▶ [Records for this exercise]:
☆ ☆ ☆ ☆ ☆ ☆ ☆

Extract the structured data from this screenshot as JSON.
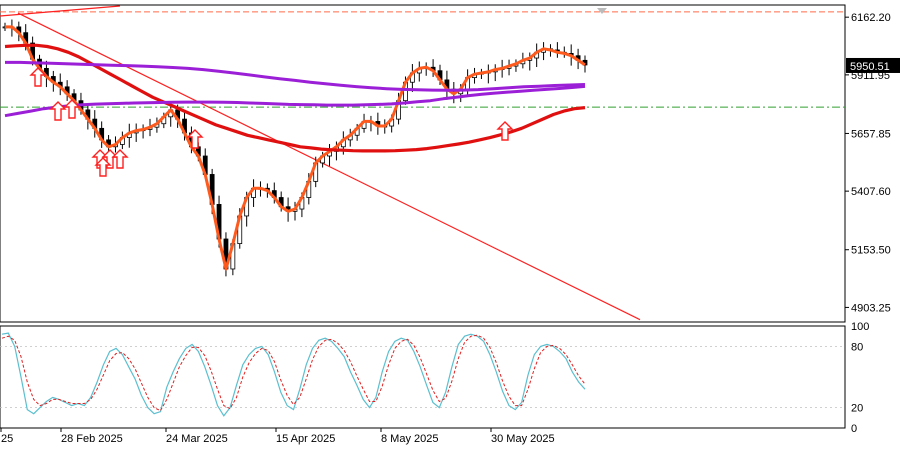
{
  "colors": {
    "background": "#ffffff",
    "frame": "#000000",
    "candle": "#000000",
    "close_line": "#ff5a1e",
    "ma_red": "#e01010",
    "ma_purple": "#9b1fd6",
    "trendline": "#ff2020",
    "resistance_level": "#ff6a4a",
    "support_level": "#30a030",
    "arrow": "#ff2020",
    "stoch_main": "#5bbfcf",
    "stoch_signal": "#e02020",
    "badge_bg": "#000000"
  },
  "chart_data": [
    {
      "type": "candlestick",
      "title": "",
      "x_labels": [
        "25",
        "28 Feb 2025",
        "24 Mar 2025",
        "15 Apr 2025",
        "8 May 2025",
        "30 May 2025"
      ],
      "y_ticks": [
        "6162.20",
        "5911.95",
        "5657.85",
        "5407.60",
        "5153.50",
        "4903.25"
      ],
      "y_tick_values": [
        6162.2,
        5911.95,
        5657.85,
        5407.6,
        5153.5,
        4903.25
      ],
      "ylim": [
        4840,
        6215
      ],
      "current_price": "5950.51",
      "current_price_value": 5950.51,
      "levels": [
        {
          "name": "resistance",
          "value": 6185,
          "style": "dashed"
        },
        {
          "name": "support",
          "value": 5772,
          "style": "dash-dot"
        }
      ],
      "close_series": [
        6120,
        6120,
        6095,
        6050,
        5980,
        5940,
        5905,
        5880,
        5860,
        5830,
        5800,
        5760,
        5720,
        5680,
        5630,
        5600,
        5610,
        5640,
        5660,
        5670,
        5675,
        5685,
        5700,
        5730,
        5760,
        5720,
        5660,
        5600,
        5560,
        5480,
        5350,
        5200,
        5070,
        5180,
        5300,
        5380,
        5420,
        5420,
        5410,
        5380,
        5340,
        5320,
        5330,
        5380,
        5450,
        5530,
        5560,
        5580,
        5600,
        5630,
        5650,
        5680,
        5710,
        5710,
        5690,
        5690,
        5720,
        5800,
        5880,
        5920,
        5940,
        5945,
        5930,
        5890,
        5850,
        5830,
        5850,
        5900,
        5915,
        5920,
        5925,
        5935,
        5940,
        5950,
        5960,
        5975,
        5985,
        6010,
        6025,
        6020,
        6010,
        6005,
        5995,
        5975,
        5955
      ],
      "ma_red": [
        6035,
        6038,
        6040,
        6040,
        6035,
        6025,
        6010,
        5990,
        5965,
        5940,
        5915,
        5890,
        5865,
        5840,
        5815,
        5795,
        5775,
        5755,
        5735,
        5715,
        5695,
        5680,
        5665,
        5650,
        5640,
        5630,
        5620,
        5610,
        5600,
        5595,
        5590,
        5587,
        5585,
        5583,
        5582,
        5582,
        5582,
        5583,
        5585,
        5588,
        5592,
        5598,
        5605,
        5612,
        5620,
        5630,
        5640,
        5652,
        5665,
        5680,
        5700,
        5720,
        5740,
        5755,
        5765,
        5770
      ],
      "ma_purple": [
        5735,
        5745,
        5755,
        5765,
        5772,
        5778,
        5782,
        5785,
        5787,
        5788,
        5790,
        5791,
        5792,
        5793,
        5794,
        5794,
        5794,
        5793,
        5792,
        5790,
        5788,
        5786,
        5784,
        5783,
        5782,
        5781,
        5781,
        5781,
        5782,
        5784,
        5786,
        5790,
        5795,
        5800,
        5808,
        5815,
        5822,
        5828,
        5833,
        5837,
        5841,
        5845,
        5849,
        5853,
        5857,
        5862
      ],
      "ma_purple_flat": [
        5966,
        5966,
        5964,
        5962,
        5960,
        5958,
        5956,
        5954,
        5952,
        5950,
        5947,
        5944,
        5940,
        5935,
        5928,
        5920,
        5912,
        5903,
        5895,
        5888,
        5880,
        5873,
        5867,
        5861,
        5856,
        5852,
        5849,
        5847,
        5846,
        5845,
        5846,
        5848,
        5852,
        5856,
        5860,
        5863,
        5866,
        5868,
        5870
      ],
      "trendline": {
        "from": [
          0,
          6180
        ],
        "to": [
          1,
          4850
        ]
      },
      "arrow_signals": [
        4,
        13,
        16,
        22,
        23,
        26,
        27,
        45,
        134
      ],
      "stochastic": {
        "ylim": [
          0,
          100
        ],
        "y_ticks": [
          "100",
          "80",
          "20",
          "0"
        ],
        "y_tick_values": [
          100,
          80,
          20,
          0
        ],
        "main": [
          92,
          93,
          80,
          50,
          18,
          14,
          20,
          26,
          30,
          28,
          25,
          22,
          24,
          22,
          30,
          45,
          62,
          75,
          78,
          72,
          60,
          48,
          32,
          20,
          14,
          16,
          40,
          55,
          68,
          78,
          82,
          75,
          60,
          42,
          22,
          12,
          20,
          42,
          62,
          72,
          78,
          80,
          72,
          55,
          35,
          22,
          18,
          38,
          62,
          78,
          86,
          88,
          85,
          78,
          70,
          55,
          42,
          28,
          20,
          30,
          55,
          75,
          85,
          88,
          86,
          75,
          60,
          42,
          25,
          20,
          35,
          60,
          82,
          90,
          92,
          90,
          85,
          72,
          55,
          36,
          22,
          18,
          25,
          52,
          72,
          80,
          82,
          80,
          75,
          68,
          55,
          45,
          38
        ],
        "signal": [
          88,
          90,
          86,
          70,
          45,
          28,
          22,
          24,
          28,
          28,
          26,
          24,
          24,
          24,
          28,
          38,
          52,
          66,
          73,
          74,
          68,
          58,
          44,
          30,
          20,
          17,
          28,
          44,
          60,
          71,
          79,
          79,
          71,
          56,
          38,
          22,
          19,
          30,
          50,
          64,
          73,
          78,
          76,
          65,
          47,
          32,
          23,
          30,
          48,
          67,
          80,
          86,
          87,
          83,
          76,
          65,
          51,
          38,
          26,
          26,
          41,
          62,
          78,
          85,
          87,
          81,
          69,
          53,
          37,
          26,
          29,
          46,
          68,
          84,
          90,
          91,
          88,
          79,
          64,
          46,
          31,
          22,
          22,
          38,
          58,
          74,
          80,
          81,
          78,
          72,
          62,
          51,
          43
        ]
      }
    }
  ]
}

☆ ☆ ☆ ☆ ☆ ☆ ☆

Write out the full set of lines verbatim, without the pictures.

Extract the structured data from this screenshot as JSON.
{
  "colors": {
    "background": "#ffffff",
    "frame": "#000000",
    "candle": "#000000",
    "close_line": "#ff5a1e",
    "ma_red": "#e01010",
    "ma_purple": "#9b1fd6",
    "trendline": "#ff2020",
    "resistance_level": "#ff6a4a",
    "support_level": "#30a030",
    "arrow": "#ff2020",
    "stoch_main": "#5bbfcf",
    "stoch_signal": "#e02020",
    "badge_bg": "#000000"
  },
  "chart_data": [
    {
      "type": "candlestick",
      "title": "",
      "x_labels": [
        "25",
        "28 Feb 2025",
        "24 Mar 2025",
        "15 Apr 2025",
        "8 May 2025",
        "30 May 2025"
      ],
      "y_ticks": [
        "6162.20",
        "5911.95",
        "5657.85",
        "5407.60",
        "5153.50",
        "4903.25"
      ],
      "y_tick_values": [
        6162.2,
        5911.95,
        5657.85,
        5407.6,
        5153.5,
        4903.25
      ],
      "ylim": [
        4840,
        6215
      ],
      "current_price": "5950.51",
      "current_price_value": 5950.51,
      "levels": [
        {
          "name": "resistance",
          "value": 6185,
          "style": "dashed"
        },
        {
          "name": "support",
          "value": 5772,
          "style": "dash-dot"
        }
      ],
      "close_series": [
        6120,
        6120,
        6095,
        6050,
        5980,
        5940,
        5905,
        5880,
        5860,
        5830,
        5800,
        5760,
        5720,
        5680,
        5630,
        5600,
        5610,
        5640,
        5660,
        5670,
        5675,
        5685,
        5700,
        5730,
        5760,
        5720,
        5660,
        5600,
        5560,
        5480,
        5350,
        5200,
        5070,
        5180,
        5300,
        5380,
        5420,
        5420,
        5410,
        5380,
        5340,
        5320,
        5330,
        5380,
        5450,
        5530,
        5560,
        5580,
        5600,
        5630,
        5650,
        5680,
        5710,
        5710,
        5690,
        5690,
        5720,
        5800,
        5880,
        5920,
        5940,
        5945,
        5930,
        5890,
        5850,
        5830,
        5850,
        5900,
        5915,
        5920,
        5925,
        5935,
        5940,
        5950,
        5960,
        5975,
        5985,
        6010,
        6025,
        6020,
        6010,
        6005,
        5995,
        5975,
        5955
      ],
      "ma_red": [
        6035,
        6038,
        6040,
        6040,
        6035,
        6025,
        6010,
        5990,
        5965,
        5940,
        5915,
        5890,
        5865,
        5840,
        5815,
        5795,
        5775,
        5755,
        5735,
        5715,
        5695,
        5680,
        5665,
        5650,
        5640,
        5630,
        5620,
        5610,
        5600,
        5595,
        5590,
        5587,
        5585,
        5583,
        5582,
        5582,
        5582,
        5583,
        5585,
        5588,
        5592,
        5598,
        5605,
        5612,
        5620,
        5630,
        5640,
        5652,
        5665,
        5680,
        5700,
        5720,
        5740,
        5755,
        5765,
        5770
      ],
      "ma_purple": [
        5735,
        5745,
        5755,
        5765,
        5772,
        5778,
        5782,
        5785,
        5787,
        5788,
        5790,
        5791,
        5792,
        5793,
        5794,
        5794,
        5794,
        5793,
        5792,
        5790,
        5788,
        5786,
        5784,
        5783,
        5782,
        5781,
        5781,
        5781,
        5782,
        5784,
        5786,
        5790,
        5795,
        5800,
        5808,
        5815,
        5822,
        5828,
        5833,
        5837,
        5841,
        5845,
        5849,
        5853,
        5857,
        5862
      ],
      "ma_purple_flat": [
        5966,
        5966,
        5964,
        5962,
        5960,
        5958,
        5956,
        5954,
        5952,
        5950,
        5947,
        5944,
        5940,
        5935,
        5928,
        5920,
        5912,
        5903,
        5895,
        5888,
        5880,
        5873,
        5867,
        5861,
        5856,
        5852,
        5849,
        5847,
        5846,
        5845,
        5846,
        5848,
        5852,
        5856,
        5860,
        5863,
        5866,
        5868,
        5870
      ],
      "trendline": {
        "from": [
          0,
          6180
        ],
        "to": [
          1,
          4850
        ]
      },
      "arrow_signals": [
        4,
        13,
        16,
        22,
        23,
        26,
        27,
        45,
        134
      ],
      "stochastic": {
        "ylim": [
          0,
          100
        ],
        "y_ticks": [
          "100",
          "80",
          "20",
          "0"
        ],
        "y_tick_values": [
          100,
          80,
          20,
          0
        ],
        "main": [
          92,
          93,
          80,
          50,
          18,
          14,
          20,
          26,
          30,
          28,
          25,
          22,
          24,
          22,
          30,
          45,
          62,
          75,
          78,
          72,
          60,
          48,
          32,
          20,
          14,
          16,
          40,
          55,
          68,
          78,
          82,
          75,
          60,
          42,
          22,
          12,
          20,
          42,
          62,
          72,
          78,
          80,
          72,
          55,
          35,
          22,
          18,
          38,
          62,
          78,
          86,
          88,
          85,
          78,
          70,
          55,
          42,
          28,
          20,
          30,
          55,
          75,
          85,
          88,
          86,
          75,
          60,
          42,
          25,
          20,
          35,
          60,
          82,
          90,
          92,
          90,
          85,
          72,
          55,
          36,
          22,
          18,
          25,
          52,
          72,
          80,
          82,
          80,
          75,
          68,
          55,
          45,
          38
        ],
        "signal": [
          88,
          90,
          86,
          70,
          45,
          28,
          22,
          24,
          28,
          28,
          26,
          24,
          24,
          24,
          28,
          38,
          52,
          66,
          73,
          74,
          68,
          58,
          44,
          30,
          20,
          17,
          28,
          44,
          60,
          71,
          79,
          79,
          71,
          56,
          38,
          22,
          19,
          30,
          50,
          64,
          73,
          78,
          76,
          65,
          47,
          32,
          23,
          30,
          48,
          67,
          80,
          86,
          87,
          83,
          76,
          65,
          51,
          38,
          26,
          26,
          41,
          62,
          78,
          85,
          87,
          81,
          69,
          53,
          37,
          26,
          29,
          46,
          68,
          84,
          90,
          91,
          88,
          79,
          64,
          46,
          31,
          22,
          22,
          38,
          58,
          74,
          80,
          81,
          78,
          72,
          62,
          51,
          43
        ]
      }
    }
  ]
}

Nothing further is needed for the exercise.